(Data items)
· · ·

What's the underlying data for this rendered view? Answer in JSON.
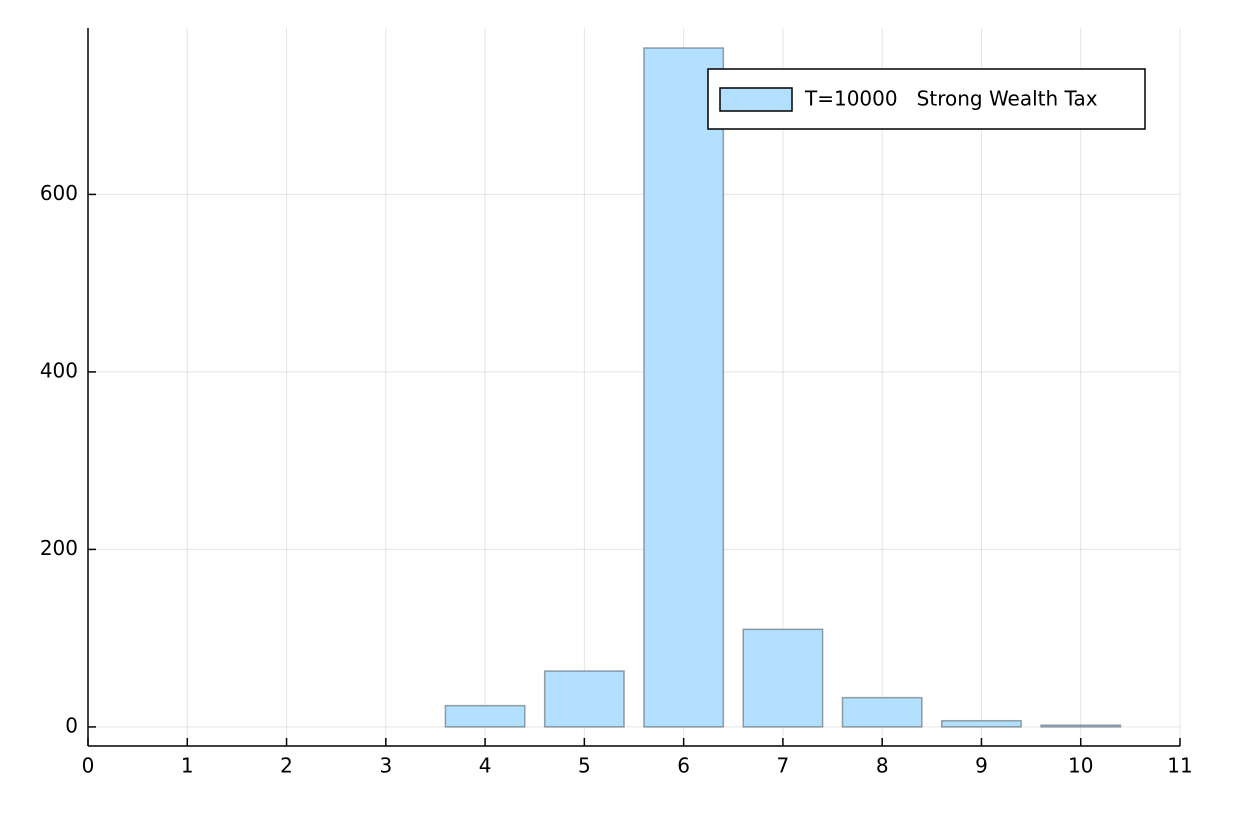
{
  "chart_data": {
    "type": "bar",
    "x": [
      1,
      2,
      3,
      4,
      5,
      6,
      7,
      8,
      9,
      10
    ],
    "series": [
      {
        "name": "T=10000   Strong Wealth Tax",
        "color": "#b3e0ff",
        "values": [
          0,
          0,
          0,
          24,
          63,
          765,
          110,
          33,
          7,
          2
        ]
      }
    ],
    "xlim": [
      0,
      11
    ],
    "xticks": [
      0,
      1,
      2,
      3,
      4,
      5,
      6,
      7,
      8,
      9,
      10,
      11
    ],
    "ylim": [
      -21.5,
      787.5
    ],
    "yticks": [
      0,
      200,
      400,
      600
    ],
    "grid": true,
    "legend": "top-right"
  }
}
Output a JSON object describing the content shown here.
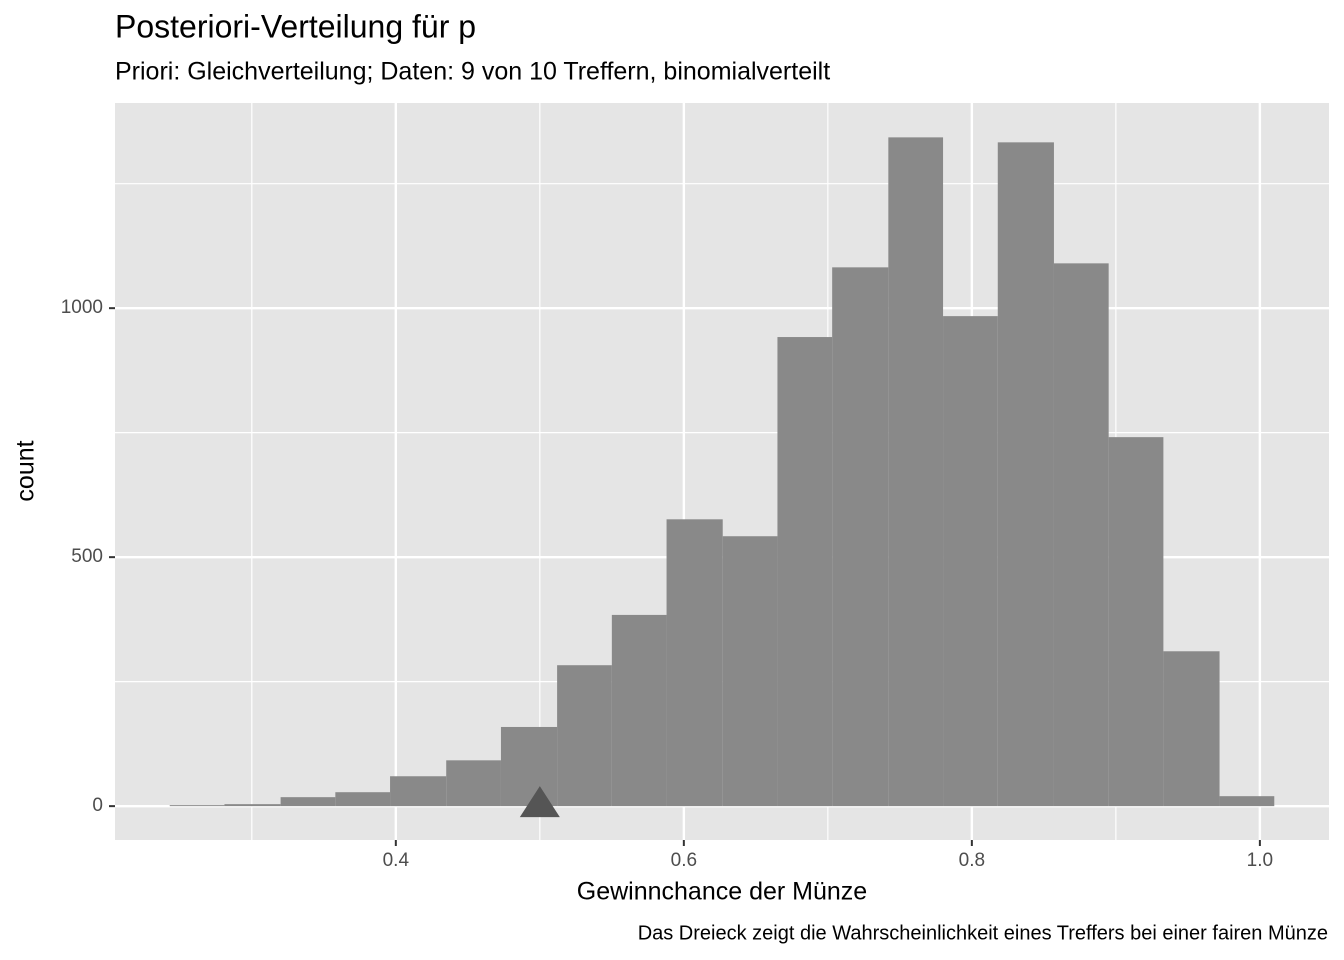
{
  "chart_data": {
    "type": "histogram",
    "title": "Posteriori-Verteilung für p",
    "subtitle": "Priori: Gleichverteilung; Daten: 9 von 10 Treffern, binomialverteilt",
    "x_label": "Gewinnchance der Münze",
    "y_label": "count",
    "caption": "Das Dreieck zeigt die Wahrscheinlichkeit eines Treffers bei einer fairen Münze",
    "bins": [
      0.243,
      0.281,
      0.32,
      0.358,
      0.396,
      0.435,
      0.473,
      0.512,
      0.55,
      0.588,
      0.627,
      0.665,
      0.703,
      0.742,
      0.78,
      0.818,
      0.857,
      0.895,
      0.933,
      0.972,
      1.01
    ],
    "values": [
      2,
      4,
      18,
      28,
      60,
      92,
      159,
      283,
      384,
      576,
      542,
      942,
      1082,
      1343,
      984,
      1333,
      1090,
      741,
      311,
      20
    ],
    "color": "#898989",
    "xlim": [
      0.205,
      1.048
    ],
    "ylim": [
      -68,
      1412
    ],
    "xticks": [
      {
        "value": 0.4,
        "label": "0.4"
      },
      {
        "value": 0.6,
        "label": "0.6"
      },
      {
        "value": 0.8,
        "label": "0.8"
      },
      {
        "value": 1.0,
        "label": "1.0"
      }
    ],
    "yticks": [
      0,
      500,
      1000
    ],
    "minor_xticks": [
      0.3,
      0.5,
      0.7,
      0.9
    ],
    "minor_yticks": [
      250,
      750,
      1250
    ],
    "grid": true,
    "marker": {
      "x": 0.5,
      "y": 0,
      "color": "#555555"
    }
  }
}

· · ·

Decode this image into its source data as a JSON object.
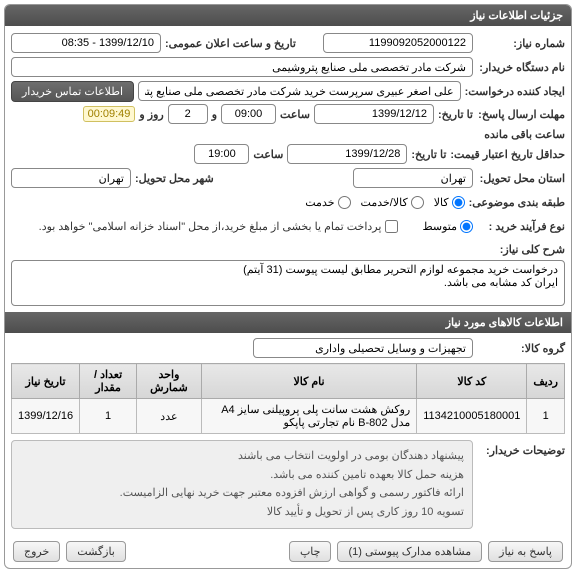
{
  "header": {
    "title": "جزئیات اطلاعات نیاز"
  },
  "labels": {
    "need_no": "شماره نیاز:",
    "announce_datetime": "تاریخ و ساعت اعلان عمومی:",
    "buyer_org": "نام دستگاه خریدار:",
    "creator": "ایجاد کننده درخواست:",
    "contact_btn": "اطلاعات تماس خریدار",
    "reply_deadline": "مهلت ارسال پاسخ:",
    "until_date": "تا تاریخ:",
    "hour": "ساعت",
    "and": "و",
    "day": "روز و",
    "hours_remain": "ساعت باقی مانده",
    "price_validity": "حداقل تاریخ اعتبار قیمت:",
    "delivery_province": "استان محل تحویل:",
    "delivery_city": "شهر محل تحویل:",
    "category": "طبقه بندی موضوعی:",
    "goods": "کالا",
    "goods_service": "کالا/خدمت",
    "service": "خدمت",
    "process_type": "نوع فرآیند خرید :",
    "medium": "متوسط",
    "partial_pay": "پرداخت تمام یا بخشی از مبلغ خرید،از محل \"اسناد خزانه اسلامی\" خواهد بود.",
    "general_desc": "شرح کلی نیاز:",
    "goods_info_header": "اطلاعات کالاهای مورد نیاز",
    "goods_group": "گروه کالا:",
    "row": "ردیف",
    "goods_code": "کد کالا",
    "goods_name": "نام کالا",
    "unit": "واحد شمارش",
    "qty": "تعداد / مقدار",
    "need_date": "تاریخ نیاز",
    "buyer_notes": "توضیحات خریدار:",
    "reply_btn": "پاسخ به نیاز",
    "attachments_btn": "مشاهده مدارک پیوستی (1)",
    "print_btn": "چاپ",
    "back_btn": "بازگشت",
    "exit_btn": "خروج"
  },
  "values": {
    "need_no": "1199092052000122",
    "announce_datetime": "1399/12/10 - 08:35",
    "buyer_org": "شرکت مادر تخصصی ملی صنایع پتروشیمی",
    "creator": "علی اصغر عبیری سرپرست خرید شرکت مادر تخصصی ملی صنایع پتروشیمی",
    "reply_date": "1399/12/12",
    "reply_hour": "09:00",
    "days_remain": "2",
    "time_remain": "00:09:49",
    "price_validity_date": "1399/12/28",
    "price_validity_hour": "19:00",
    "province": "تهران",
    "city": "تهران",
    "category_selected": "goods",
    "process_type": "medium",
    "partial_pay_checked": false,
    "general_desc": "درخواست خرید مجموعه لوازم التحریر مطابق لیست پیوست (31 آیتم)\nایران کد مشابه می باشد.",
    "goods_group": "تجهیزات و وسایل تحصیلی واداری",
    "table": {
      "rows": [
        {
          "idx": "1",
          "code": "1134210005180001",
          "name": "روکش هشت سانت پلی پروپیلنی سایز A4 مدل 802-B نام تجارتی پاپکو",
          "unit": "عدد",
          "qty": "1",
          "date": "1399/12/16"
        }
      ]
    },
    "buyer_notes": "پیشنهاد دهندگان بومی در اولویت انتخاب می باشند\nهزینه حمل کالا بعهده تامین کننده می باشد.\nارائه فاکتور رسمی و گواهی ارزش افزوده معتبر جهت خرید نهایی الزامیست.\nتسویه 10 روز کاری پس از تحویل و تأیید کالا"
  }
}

· · ·

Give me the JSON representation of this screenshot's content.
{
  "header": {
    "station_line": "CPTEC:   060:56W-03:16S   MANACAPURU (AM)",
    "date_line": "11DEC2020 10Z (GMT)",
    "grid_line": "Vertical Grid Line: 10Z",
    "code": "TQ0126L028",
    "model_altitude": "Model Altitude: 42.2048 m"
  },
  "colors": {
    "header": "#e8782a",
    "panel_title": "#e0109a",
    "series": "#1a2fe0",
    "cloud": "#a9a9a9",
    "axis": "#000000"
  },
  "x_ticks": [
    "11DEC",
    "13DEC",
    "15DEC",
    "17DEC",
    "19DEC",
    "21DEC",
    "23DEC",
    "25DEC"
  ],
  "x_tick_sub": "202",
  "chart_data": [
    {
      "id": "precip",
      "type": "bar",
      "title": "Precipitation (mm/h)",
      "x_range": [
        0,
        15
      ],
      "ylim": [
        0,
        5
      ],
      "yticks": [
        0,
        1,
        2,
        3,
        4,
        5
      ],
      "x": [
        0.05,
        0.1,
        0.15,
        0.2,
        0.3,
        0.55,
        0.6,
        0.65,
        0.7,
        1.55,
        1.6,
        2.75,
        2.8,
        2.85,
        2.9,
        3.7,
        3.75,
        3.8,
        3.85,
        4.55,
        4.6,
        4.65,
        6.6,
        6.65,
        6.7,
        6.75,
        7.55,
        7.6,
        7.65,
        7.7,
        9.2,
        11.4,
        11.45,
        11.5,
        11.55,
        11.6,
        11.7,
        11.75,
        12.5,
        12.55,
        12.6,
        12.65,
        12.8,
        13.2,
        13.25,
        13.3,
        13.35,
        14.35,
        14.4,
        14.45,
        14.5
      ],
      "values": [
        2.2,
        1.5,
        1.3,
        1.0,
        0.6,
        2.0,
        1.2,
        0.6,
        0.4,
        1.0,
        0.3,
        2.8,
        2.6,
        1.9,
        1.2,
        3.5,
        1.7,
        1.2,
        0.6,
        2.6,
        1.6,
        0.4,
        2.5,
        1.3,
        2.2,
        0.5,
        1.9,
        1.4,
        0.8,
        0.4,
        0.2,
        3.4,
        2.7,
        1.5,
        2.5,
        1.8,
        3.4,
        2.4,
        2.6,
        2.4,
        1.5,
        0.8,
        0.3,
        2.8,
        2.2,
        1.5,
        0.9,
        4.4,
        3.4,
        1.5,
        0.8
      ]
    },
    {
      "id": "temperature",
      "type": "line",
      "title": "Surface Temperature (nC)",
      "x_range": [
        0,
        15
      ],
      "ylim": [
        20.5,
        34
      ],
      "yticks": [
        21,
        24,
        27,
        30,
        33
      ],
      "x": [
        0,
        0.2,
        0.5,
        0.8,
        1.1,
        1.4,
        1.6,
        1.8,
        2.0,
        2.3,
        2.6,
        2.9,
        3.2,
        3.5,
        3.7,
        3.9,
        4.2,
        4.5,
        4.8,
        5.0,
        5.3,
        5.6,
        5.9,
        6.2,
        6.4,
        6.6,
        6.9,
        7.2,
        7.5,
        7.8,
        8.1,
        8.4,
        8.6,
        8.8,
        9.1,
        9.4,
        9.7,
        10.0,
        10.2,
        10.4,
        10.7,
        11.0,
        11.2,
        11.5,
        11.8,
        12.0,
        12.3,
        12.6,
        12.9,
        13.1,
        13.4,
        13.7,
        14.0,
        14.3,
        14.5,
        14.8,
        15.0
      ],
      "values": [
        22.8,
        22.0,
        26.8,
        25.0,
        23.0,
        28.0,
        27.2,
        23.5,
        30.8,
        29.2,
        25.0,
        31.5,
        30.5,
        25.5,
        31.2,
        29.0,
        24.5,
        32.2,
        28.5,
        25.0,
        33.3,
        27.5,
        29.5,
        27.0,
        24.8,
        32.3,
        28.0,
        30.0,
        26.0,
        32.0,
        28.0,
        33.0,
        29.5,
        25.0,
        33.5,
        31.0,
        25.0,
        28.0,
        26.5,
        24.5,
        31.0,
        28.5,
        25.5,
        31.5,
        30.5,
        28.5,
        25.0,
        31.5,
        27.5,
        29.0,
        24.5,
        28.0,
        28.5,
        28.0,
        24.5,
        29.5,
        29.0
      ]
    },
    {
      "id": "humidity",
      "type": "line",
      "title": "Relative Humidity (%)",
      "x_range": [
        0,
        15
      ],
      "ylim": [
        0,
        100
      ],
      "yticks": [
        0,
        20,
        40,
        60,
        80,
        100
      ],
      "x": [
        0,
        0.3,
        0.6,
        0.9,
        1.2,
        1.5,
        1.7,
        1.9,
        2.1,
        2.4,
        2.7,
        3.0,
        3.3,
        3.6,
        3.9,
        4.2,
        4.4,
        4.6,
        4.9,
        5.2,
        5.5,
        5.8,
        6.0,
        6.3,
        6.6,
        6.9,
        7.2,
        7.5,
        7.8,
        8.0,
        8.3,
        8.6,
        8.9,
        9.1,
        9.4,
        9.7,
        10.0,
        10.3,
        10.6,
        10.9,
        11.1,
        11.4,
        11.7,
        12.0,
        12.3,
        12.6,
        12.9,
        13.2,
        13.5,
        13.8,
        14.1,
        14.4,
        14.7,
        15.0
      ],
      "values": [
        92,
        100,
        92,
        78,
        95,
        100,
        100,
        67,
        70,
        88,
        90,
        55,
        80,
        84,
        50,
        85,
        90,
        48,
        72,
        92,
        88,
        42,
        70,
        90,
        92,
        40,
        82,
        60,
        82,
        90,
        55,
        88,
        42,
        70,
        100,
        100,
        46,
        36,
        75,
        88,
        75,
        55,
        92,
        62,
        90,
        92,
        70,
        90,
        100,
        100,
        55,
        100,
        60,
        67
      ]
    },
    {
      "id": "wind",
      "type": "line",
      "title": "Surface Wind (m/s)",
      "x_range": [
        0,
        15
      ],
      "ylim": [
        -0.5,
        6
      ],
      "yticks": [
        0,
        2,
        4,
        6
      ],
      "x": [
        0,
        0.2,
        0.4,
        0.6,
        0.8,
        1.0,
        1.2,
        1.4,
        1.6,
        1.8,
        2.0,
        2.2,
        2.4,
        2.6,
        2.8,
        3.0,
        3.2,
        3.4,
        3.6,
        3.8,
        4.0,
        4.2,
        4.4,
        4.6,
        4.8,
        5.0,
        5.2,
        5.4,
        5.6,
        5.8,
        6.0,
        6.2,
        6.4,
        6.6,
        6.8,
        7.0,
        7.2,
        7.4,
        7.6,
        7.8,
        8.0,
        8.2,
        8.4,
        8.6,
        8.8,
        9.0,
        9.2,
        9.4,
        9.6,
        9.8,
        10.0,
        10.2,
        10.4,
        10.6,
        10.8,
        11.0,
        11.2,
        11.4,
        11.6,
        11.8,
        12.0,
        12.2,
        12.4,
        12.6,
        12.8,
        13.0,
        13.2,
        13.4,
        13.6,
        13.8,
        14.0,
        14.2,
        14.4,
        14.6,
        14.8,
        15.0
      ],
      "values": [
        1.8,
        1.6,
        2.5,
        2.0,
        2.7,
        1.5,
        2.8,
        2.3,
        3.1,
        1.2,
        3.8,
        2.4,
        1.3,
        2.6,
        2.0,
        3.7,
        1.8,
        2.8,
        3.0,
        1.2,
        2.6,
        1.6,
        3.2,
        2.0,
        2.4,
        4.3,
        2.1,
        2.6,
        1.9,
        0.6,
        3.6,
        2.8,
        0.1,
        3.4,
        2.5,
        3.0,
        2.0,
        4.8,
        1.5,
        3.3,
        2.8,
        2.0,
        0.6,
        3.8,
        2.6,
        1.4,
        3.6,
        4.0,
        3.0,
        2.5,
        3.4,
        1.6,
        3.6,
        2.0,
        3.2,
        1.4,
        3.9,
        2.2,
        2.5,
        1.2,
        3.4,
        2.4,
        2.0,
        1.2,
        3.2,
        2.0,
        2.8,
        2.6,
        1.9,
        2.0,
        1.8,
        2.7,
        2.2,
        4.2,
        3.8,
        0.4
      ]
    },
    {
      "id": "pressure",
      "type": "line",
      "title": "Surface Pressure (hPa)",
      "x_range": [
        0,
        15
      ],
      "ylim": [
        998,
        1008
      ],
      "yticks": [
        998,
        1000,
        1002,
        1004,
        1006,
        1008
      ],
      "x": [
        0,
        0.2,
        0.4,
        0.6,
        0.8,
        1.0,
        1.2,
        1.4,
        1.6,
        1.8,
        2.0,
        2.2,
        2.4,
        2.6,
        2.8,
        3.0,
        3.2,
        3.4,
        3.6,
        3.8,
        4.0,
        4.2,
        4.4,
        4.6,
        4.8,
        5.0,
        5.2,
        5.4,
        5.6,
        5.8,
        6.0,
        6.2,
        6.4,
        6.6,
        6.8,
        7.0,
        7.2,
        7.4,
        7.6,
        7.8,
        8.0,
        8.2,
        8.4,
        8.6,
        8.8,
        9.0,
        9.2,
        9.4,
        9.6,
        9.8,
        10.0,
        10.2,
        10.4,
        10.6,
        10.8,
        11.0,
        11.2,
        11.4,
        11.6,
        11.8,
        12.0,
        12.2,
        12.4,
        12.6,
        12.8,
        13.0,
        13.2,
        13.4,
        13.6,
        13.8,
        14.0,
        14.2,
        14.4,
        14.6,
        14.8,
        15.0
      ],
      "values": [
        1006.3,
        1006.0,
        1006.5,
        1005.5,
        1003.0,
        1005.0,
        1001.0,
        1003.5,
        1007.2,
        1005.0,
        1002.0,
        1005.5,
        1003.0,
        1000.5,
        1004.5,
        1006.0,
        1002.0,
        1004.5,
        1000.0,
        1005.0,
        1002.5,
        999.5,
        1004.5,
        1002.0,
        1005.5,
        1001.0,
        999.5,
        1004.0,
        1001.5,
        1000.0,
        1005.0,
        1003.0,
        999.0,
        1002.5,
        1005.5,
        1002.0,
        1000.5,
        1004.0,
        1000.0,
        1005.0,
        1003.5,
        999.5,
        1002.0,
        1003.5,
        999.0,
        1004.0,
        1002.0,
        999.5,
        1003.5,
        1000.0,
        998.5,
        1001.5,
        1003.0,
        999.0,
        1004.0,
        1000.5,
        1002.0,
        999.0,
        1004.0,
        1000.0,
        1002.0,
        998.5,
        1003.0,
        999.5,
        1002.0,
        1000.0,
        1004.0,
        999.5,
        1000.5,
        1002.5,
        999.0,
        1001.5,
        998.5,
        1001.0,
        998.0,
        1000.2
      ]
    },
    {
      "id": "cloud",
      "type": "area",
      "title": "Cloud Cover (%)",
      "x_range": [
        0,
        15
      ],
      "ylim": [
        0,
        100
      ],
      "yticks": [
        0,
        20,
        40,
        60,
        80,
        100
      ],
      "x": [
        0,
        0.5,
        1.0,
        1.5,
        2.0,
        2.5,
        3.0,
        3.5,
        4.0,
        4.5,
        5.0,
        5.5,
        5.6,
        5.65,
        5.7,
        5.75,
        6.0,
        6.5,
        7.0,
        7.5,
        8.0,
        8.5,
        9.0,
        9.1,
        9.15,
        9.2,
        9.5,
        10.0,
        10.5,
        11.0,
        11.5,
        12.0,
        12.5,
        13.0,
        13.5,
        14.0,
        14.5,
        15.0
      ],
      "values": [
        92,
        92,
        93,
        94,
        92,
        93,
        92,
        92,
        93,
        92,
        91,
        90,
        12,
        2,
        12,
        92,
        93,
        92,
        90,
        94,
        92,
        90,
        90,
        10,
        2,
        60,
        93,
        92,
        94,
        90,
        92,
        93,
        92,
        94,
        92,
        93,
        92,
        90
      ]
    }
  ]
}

· · ·

• SET TASK:
Say, as a number only, how many lines of the data contain "باشد".

• SOLUTION FOR THIS PROBLEM:
2